What is being asked |
Each line in the entries below that holds the string "Martian" is to be listed.

- - - -

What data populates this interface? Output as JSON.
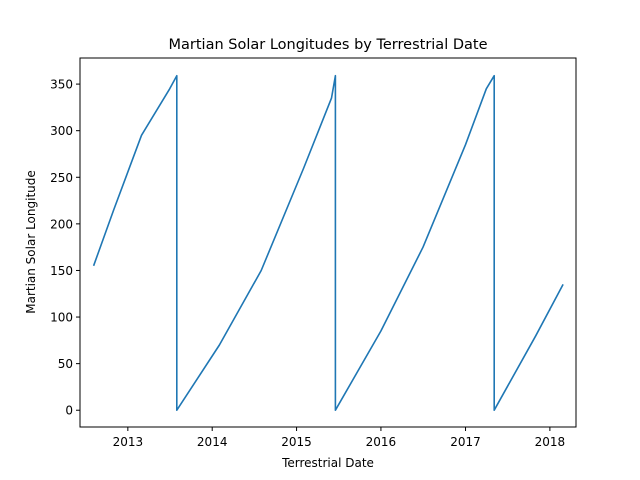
{
  "chart_data": {
    "type": "line",
    "title": "Martian Solar Longitudes by Terrestrial Date",
    "xlabel": "Terrestrial Date",
    "ylabel": "Martian Solar Longitude",
    "xlim": [
      "2012-06-08",
      "2018-04-24"
    ],
    "ylim": [
      -18,
      378
    ],
    "x_ticks": [
      "2013",
      "2014",
      "2015",
      "2016",
      "2017",
      "2018"
    ],
    "y_ticks": [
      0,
      50,
      100,
      150,
      200,
      250,
      300,
      350
    ],
    "grid": false,
    "series": [
      {
        "color": "#1f77b4",
        "x": [
          "2012-08-06",
          "2012-11-01",
          "2013-03-01",
          "2013-07-01",
          "2013-08-01",
          "2013-08-01",
          "2014-02-01",
          "2014-08-01",
          "2015-02-01",
          "2015-06-01",
          "2015-06-18",
          "2015-06-18",
          "2016-01-01",
          "2016-07-01",
          "2017-01-01",
          "2017-04-01",
          "2017-05-05",
          "2017-05-05",
          "2017-11-01",
          "2018-02-27"
        ],
        "y": [
          155,
          215,
          295,
          345,
          359,
          0,
          70,
          150,
          260,
          335,
          359,
          0,
          85,
          175,
          285,
          345,
          359,
          0,
          80,
          135
        ]
      }
    ]
  }
}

- - - -

Output of the task |
    "title": "Martian Solar Longitudes by Terrestrial Date",
    "ylabel": "Martian Solar Longitude",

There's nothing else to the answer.